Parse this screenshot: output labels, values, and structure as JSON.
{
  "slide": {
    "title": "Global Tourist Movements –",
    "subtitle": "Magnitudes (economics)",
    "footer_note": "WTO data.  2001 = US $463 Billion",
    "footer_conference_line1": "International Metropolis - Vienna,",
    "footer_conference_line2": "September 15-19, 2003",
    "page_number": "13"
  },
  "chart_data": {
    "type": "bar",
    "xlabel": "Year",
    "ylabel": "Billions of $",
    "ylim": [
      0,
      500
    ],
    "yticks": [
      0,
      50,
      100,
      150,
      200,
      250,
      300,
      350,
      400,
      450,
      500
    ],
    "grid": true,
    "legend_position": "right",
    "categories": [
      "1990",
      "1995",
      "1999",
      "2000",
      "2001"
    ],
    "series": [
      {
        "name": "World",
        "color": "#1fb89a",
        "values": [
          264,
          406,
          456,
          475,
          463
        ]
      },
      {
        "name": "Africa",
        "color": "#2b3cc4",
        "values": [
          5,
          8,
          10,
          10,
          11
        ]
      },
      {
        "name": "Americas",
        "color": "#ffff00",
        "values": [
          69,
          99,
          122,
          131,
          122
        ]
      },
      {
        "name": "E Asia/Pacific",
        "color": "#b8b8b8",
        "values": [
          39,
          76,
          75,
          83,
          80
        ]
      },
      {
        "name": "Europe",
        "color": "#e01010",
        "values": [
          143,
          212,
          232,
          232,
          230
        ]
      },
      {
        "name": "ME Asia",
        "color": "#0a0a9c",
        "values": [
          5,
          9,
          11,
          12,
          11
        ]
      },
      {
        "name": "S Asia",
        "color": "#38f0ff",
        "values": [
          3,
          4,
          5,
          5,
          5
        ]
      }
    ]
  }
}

━━━

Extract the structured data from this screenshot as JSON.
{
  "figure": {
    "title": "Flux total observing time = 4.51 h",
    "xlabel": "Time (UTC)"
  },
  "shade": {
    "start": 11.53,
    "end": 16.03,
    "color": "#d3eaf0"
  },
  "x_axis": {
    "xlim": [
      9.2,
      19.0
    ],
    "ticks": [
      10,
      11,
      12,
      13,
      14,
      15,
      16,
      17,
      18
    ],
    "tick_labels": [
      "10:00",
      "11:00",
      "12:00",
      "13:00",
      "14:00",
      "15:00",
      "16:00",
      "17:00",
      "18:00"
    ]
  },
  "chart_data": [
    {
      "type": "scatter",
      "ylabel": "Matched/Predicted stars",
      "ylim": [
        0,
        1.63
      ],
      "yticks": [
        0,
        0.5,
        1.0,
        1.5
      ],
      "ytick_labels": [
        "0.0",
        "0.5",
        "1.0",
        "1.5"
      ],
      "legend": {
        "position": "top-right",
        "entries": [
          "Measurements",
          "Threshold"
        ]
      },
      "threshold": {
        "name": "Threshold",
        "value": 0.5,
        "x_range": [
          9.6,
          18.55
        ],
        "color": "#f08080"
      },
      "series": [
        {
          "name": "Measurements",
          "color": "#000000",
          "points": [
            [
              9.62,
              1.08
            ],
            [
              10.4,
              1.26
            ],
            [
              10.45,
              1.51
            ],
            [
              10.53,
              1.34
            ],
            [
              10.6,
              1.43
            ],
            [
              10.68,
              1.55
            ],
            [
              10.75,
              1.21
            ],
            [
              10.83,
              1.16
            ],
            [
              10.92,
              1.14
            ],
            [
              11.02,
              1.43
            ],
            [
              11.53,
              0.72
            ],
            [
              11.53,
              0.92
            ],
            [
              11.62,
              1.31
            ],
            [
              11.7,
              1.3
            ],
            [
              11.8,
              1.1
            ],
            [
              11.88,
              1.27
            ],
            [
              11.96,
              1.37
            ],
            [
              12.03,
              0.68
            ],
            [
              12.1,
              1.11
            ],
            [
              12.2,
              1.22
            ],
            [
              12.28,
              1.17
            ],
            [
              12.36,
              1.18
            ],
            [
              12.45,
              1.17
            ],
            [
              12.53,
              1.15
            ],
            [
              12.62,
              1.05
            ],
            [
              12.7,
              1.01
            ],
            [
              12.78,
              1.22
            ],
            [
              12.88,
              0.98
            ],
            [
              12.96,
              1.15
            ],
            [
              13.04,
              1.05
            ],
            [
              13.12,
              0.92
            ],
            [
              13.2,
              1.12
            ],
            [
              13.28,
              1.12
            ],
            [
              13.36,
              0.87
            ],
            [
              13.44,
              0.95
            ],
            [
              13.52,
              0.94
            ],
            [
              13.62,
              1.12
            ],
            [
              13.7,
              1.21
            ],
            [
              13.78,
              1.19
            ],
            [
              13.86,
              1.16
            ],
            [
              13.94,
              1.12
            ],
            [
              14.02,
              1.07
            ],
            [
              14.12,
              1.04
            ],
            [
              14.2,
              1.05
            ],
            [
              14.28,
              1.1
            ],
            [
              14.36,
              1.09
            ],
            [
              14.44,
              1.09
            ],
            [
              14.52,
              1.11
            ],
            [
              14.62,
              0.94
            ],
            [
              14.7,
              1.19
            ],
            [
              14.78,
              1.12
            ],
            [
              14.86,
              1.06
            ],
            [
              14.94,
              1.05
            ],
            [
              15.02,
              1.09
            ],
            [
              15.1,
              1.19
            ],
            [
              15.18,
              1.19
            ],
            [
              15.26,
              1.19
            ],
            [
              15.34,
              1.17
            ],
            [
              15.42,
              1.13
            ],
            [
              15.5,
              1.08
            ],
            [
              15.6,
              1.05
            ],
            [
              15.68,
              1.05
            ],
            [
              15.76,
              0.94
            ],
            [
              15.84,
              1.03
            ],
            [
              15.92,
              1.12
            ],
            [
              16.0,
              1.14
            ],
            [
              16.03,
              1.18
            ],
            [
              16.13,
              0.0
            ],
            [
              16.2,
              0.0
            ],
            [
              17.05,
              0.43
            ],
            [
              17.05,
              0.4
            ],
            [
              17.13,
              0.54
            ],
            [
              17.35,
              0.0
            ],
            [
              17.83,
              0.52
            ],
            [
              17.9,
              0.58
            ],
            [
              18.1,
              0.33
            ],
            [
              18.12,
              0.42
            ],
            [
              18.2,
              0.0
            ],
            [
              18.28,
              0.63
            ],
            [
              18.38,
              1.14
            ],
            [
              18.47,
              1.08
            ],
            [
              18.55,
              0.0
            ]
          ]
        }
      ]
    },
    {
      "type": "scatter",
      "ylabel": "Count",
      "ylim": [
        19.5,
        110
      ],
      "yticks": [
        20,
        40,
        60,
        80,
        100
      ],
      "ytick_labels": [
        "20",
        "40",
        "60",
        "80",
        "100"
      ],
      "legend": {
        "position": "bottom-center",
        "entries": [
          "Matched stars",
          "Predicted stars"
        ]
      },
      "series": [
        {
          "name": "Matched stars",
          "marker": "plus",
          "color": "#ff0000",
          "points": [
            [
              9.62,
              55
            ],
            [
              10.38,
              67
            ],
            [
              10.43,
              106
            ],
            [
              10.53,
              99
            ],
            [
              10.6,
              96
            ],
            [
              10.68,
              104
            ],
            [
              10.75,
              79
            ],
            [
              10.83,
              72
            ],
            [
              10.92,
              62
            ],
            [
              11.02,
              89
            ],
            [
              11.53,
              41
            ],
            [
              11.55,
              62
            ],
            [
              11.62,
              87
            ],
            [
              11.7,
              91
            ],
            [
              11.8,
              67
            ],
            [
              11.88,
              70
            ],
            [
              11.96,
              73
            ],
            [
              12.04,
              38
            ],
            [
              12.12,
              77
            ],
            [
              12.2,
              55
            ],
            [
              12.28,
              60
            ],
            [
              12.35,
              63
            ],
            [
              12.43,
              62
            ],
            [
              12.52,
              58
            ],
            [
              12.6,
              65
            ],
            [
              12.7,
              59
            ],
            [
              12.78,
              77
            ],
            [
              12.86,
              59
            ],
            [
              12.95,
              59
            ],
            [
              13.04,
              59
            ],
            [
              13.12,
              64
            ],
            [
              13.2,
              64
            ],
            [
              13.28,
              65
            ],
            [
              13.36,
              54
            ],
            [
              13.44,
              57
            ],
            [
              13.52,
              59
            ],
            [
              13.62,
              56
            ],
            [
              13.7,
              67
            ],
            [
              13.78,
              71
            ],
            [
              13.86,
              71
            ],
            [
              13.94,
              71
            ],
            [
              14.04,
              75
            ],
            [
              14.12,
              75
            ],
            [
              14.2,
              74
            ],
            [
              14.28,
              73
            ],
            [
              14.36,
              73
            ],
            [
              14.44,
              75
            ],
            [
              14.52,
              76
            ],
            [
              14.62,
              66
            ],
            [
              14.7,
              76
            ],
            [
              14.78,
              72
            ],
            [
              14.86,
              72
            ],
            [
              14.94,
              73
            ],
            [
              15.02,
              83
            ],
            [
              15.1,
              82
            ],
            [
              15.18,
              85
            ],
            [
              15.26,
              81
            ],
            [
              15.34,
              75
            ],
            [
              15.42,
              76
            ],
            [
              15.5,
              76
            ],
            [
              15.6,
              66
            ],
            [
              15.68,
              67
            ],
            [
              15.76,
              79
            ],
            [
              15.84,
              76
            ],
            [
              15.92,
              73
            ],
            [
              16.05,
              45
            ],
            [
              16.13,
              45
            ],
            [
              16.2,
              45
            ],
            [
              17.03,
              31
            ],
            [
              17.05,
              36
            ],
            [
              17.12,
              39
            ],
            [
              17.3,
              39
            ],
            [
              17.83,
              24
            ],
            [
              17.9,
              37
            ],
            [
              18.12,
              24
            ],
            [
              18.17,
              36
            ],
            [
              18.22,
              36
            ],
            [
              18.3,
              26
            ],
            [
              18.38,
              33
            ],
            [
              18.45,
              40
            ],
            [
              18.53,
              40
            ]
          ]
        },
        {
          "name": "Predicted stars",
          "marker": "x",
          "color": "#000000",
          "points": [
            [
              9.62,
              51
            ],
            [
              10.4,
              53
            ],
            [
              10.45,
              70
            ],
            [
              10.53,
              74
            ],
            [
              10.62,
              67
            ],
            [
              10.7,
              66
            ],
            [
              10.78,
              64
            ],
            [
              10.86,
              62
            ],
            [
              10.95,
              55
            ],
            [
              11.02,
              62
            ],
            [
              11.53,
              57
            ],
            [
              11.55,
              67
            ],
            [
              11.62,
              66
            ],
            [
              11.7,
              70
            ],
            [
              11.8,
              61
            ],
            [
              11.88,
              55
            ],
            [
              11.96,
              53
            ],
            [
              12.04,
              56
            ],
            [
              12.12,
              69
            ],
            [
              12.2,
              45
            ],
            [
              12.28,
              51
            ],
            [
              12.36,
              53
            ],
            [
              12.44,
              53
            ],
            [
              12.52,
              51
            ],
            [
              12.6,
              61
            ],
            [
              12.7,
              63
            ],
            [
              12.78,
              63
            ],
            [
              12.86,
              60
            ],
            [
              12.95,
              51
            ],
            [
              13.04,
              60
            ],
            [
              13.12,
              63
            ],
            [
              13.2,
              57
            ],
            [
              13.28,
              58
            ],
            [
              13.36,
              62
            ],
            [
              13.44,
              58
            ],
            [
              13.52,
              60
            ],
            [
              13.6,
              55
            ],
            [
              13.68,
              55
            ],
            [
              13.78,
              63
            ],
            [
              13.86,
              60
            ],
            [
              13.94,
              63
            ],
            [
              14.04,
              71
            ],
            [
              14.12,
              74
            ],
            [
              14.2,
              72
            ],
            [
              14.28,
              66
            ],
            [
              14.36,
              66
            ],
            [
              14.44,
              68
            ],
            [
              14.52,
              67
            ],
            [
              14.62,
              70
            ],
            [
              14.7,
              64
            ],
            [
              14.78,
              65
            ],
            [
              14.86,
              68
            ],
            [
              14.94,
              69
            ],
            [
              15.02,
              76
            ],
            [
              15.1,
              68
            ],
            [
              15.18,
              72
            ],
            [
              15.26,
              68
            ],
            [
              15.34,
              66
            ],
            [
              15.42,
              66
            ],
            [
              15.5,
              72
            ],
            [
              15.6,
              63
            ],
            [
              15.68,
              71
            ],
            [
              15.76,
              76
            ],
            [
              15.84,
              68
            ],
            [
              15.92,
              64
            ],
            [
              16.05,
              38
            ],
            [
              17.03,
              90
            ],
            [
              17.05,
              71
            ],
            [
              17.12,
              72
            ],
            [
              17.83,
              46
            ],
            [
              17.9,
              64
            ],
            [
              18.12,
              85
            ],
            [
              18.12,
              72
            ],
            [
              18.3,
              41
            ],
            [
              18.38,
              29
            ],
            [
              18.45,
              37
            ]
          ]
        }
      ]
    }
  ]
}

━━━

> **PROBLEM TO SOLVE**: Go through the records and show every line with the string "stars" in it.

> **ANSWER FOR THIS EXERCISE**:
      "ylabel": "Matched/Predicted stars",
          "Matched stars",
          "Predicted stars"
          "name": "Matched stars",
          "name": "Predicted stars",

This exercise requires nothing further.